**The task**
Answer with nothing but a number: how many lines include the word "configuration"?

[Lines of data]

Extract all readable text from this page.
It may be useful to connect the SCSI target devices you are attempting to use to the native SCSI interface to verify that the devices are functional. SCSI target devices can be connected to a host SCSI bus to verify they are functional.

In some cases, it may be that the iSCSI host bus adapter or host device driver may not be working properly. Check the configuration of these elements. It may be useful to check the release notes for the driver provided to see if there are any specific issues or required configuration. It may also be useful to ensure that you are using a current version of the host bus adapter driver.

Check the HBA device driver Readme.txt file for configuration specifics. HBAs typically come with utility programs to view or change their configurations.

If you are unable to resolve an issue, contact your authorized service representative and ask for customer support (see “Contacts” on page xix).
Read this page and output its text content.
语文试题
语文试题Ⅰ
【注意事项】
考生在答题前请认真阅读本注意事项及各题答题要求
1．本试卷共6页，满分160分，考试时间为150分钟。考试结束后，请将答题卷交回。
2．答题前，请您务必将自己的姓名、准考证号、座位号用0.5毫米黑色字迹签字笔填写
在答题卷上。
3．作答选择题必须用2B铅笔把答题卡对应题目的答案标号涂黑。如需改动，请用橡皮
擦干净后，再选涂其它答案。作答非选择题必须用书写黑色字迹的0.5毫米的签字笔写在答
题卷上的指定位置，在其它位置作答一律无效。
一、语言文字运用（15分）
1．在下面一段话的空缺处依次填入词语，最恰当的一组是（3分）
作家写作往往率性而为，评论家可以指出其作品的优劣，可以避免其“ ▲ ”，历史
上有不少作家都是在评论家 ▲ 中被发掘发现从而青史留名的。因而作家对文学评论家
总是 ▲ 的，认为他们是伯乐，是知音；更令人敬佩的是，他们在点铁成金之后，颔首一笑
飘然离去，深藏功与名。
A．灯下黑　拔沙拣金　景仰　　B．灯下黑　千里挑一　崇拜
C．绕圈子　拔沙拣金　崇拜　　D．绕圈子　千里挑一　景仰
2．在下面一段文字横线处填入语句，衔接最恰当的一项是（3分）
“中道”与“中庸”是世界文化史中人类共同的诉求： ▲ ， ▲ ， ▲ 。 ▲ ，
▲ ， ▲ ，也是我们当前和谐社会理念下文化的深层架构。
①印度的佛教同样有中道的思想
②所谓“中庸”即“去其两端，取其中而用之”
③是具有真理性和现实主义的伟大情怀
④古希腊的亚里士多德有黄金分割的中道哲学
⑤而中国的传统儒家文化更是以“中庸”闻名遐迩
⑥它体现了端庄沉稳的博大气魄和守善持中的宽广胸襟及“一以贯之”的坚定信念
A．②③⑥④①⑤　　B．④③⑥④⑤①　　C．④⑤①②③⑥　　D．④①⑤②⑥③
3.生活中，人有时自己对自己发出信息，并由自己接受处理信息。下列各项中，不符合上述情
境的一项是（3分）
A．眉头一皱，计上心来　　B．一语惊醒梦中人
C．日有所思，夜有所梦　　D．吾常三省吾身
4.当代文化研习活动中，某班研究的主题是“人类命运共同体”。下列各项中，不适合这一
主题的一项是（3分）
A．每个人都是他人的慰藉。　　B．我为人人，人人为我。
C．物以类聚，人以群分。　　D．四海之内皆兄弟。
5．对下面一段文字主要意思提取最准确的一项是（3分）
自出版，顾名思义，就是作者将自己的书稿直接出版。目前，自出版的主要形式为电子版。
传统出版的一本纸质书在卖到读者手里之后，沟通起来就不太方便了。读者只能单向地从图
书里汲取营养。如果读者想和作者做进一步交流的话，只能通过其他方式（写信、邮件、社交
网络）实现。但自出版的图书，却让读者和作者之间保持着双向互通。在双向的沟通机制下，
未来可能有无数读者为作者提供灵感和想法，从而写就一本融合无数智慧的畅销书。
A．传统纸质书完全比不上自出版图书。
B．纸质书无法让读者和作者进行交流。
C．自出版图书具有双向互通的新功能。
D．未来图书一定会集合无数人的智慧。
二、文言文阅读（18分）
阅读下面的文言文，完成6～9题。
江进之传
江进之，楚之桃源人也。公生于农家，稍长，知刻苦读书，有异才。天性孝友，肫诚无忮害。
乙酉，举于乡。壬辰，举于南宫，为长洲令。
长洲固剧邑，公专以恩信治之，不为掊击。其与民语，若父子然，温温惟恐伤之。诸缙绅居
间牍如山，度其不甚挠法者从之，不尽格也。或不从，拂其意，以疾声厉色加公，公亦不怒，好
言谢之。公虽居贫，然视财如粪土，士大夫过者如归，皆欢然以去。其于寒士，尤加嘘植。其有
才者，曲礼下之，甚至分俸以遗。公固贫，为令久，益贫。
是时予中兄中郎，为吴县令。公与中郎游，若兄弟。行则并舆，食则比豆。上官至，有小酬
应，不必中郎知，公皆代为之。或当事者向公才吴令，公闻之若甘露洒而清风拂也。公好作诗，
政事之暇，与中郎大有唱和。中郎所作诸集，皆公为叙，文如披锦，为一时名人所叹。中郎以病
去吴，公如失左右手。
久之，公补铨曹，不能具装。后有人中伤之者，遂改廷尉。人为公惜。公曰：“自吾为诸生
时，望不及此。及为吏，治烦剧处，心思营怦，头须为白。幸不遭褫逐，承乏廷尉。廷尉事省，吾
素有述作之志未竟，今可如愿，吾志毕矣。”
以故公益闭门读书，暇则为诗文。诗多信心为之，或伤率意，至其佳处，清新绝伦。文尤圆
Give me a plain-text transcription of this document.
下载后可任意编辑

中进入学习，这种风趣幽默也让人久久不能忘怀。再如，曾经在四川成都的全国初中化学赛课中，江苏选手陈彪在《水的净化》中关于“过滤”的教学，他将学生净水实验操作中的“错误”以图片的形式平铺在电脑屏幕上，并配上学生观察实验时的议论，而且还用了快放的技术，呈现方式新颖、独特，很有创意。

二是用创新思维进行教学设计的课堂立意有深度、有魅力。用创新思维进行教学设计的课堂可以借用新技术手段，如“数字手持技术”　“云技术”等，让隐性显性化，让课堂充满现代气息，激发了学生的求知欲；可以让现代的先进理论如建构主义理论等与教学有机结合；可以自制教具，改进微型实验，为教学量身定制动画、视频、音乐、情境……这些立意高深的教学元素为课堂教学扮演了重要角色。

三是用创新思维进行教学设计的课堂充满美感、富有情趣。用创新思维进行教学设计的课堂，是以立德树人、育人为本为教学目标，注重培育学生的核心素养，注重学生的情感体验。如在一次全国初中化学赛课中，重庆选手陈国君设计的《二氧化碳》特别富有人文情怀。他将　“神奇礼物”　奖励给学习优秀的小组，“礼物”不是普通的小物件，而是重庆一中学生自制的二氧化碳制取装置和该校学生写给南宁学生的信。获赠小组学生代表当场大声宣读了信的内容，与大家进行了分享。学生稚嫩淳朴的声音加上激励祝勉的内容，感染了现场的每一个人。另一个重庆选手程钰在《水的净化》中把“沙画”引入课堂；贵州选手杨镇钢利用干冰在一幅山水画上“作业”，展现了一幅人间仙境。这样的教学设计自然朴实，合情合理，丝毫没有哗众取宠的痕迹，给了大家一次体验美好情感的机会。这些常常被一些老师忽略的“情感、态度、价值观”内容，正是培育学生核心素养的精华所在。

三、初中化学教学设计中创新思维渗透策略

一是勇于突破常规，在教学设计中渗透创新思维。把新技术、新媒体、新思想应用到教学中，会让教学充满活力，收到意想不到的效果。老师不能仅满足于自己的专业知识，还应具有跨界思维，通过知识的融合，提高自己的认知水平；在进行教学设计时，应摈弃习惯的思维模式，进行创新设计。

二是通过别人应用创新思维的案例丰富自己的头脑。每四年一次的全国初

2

**Correct output**
2